### [GOAL]
Do not carry the pictures over; copy every other part of the entries exactly.

··· DATA RECORDS

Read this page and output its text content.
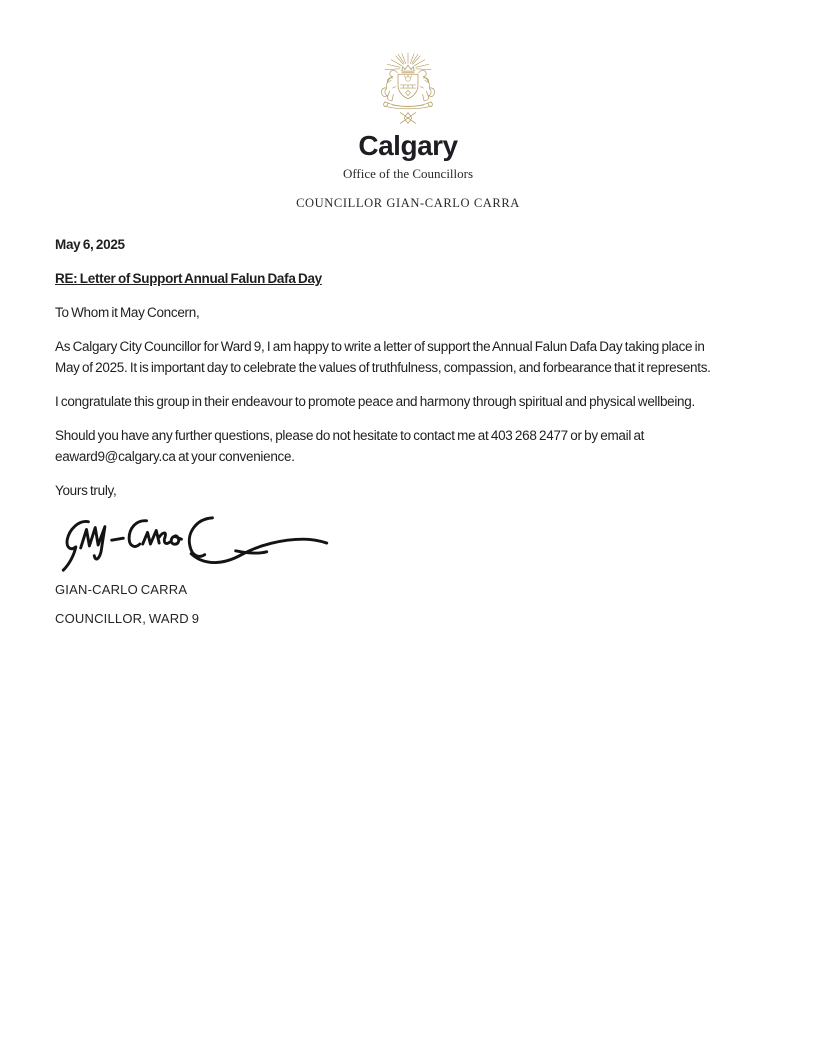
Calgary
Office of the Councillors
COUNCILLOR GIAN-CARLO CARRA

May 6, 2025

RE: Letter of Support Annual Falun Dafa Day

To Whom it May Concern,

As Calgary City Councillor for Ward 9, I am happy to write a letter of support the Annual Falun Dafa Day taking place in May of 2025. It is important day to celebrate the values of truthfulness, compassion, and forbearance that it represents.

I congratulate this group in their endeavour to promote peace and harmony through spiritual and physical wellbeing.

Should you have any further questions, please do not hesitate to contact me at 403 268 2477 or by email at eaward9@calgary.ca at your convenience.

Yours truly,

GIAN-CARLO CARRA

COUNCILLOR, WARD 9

······

### [PROBLEM SOLUTION]
Read this page and output its text content.
Calgary
Office of the Councillors
COUNCILLOR GIAN-CARLO CARRA

May 6, 2025

RE: Letter of Support Annual Falun Dafa Day

To Whom it May Concern,

As Calgary City Councillor for Ward 9, I am happy to write a letter of support the Annual Falun Dafa Day taking place in May of 2025. It is important day to celebrate the values of truthfulness, compassion, and forbearance that it represents.

I congratulate this group in their endeavour to promote peace and harmony through spiritual and physical wellbeing.

Should you have any further questions, please do not hesitate to contact me at 403 268 2477 or by email at eaward9@calgary.ca at your convenience.

Yours truly,

GIAN-CARLO CARRA

COUNCILLOR, WARD 9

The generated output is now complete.